DO THIS:
Transcribe each entry below exactly. Pictures do not go in the copy.

⁂

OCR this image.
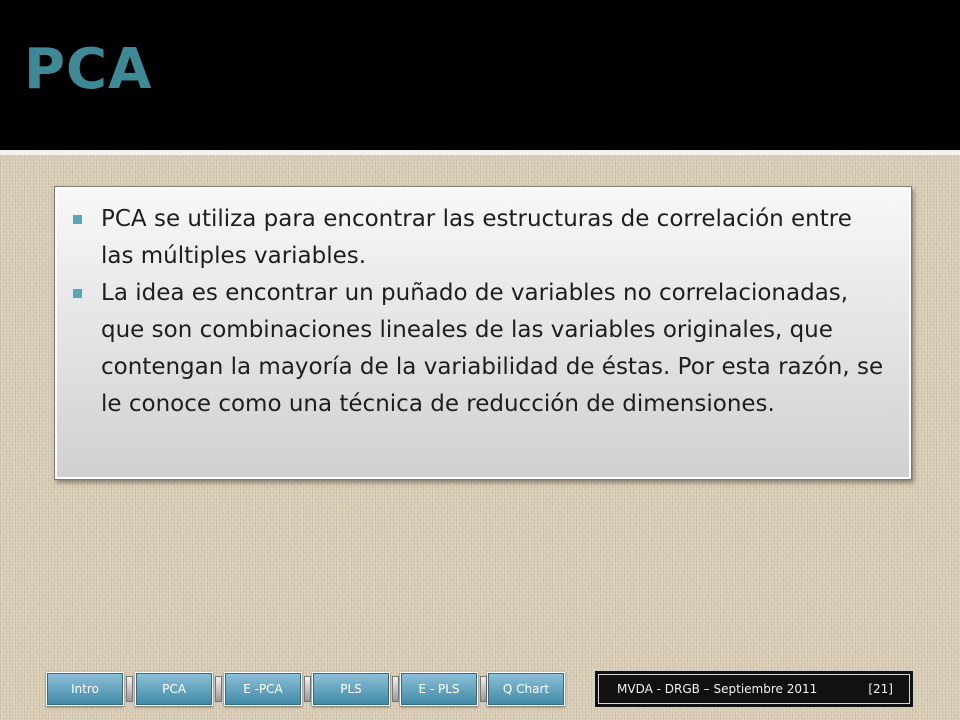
PCA
PCA se utiliza para encontrar las estructuras de correlación entre las múltiples variables.
La idea es encontrar un puñado de variables no correlacionadas, que son combinaciones lineales de las variables originales, que contengan la mayoría de la variabilidad de éstas. Por esta razón, se le conoce como una técnica de reducción de dimensiones.
Intro	PCA	E -PCA	PLS	E - PLS	Q Chart	MVDA - DRGB – Septiembre 2011	[21]
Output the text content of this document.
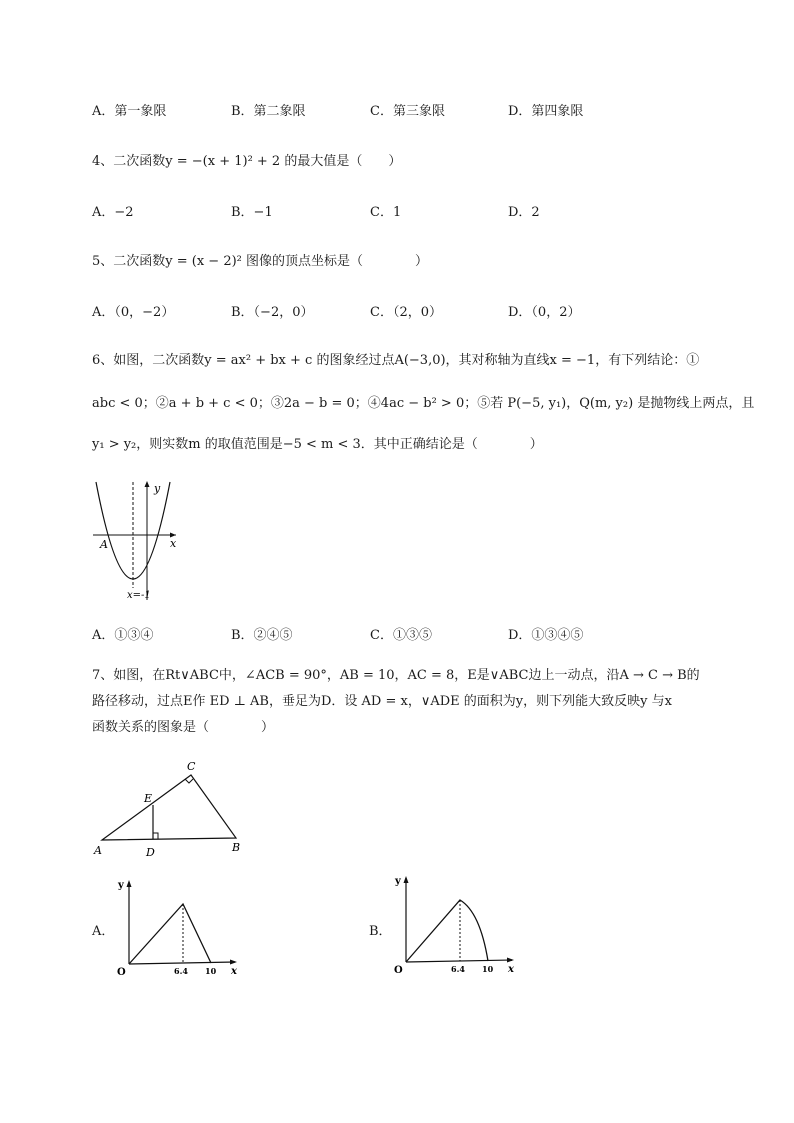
A．第一象限	B．第二象限	C．第三象限	D．第四象限
4、二次函数y = −(x + 1)² + 2 的最大值是（　　）
A．−2	B．−1	C．1	D．2
5、二次函数y = (x − 2)² 图像的顶点坐标是（　　　　）
A．（0，−2）	B．（−2，0）	C．（2，0）	D．（0，2）
6、如图，二次函数y = ax² + bx + c 的图象经过点A(−3,0)，其对称轴为直线x = −1，有下列结论：①
abc < 0；②a + b + c < 0；③2a − b = 0；④4ac − b² > 0；⑤若 P(−5, y₁)，Q(m, y₂) 是抛物线上两点，且
y₁ > y₂，则实数m 的取值范围是−5 < m < 3．其中正确结论是（　　　　）
y
x
A
x=-1
A．①③④	B．②④⑤	C．①③⑤	D．①③④⑤
7、如图，在Rt∨ABC中，∠ACB = 90°，AB = 10，AC = 8，E是∨ABC边上一动点，沿A → C → B的
路径移动，过点E作 ED ⊥ AB，垂足为D．设 AD = x，∨ADE 的面积为y，则下列能大致反映y 与x
函数关系的图象是（　　　　）
A	B
C
D
E
A．
y
x
O	6.4 10
B．
y
x
O	6.4 10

⁂

CORRECT RESULT:
OCR this image.
PCA
PCA se utiliza para encontrar las estructuras de correlación entre las múltiples variables.
La idea es encontrar un puñado de variables no correlacionadas, que son combinaciones lineales de las variables originales, que contengan la mayoría de la variabilidad de éstas. Por esta razón, se le conoce como una técnica de reducción de dimensiones.
Intro	PCA	E -PCA	PLS	E - PLS	Q Chart	MVDA - DRGB – Septiembre 2011	[21]
Output the text content of this document.
A．第一象限	B．第二象限	C．第三象限	D．第四象限
4、二次函数y = −(x + 1)² + 2 的最大值是（　　）
A．−2	B．−1	C．1	D．2
5、二次函数y = (x − 2)² 图像的顶点坐标是（　　　　）
A．（0，−2）	B．（−2，0）	C．（2，0）	D．（0，2）
6、如图，二次函数y = ax² + bx + c 的图象经过点A(−3,0)，其对称轴为直线x = −1，有下列结论：①
abc < 0；②a + b + c < 0；③2a − b = 0；④4ac − b² > 0；⑤若 P(−5, y₁)，Q(m, y₂) 是抛物线上两点，且
y₁ > y₂，则实数m 的取值范围是−5 < m < 3．其中正确结论是（　　　　）
y
x
A
x=-1
A．①③④	B．②④⑤	C．①③⑤	D．①③④⑤
7、如图，在Rt∨ABC中，∠ACB = 90°，AB = 10，AC = 8，E是∨ABC边上一动点，沿A → C → B的
路径移动，过点E作 ED ⊥ AB，垂足为D．设 AD = x，∨ADE 的面积为y，则下列能大致反映y 与x
函数关系的图象是（　　　　）
A	B
C
D
E
A．
y
x
O	6.4 10
B．
y
x
O	6.4 10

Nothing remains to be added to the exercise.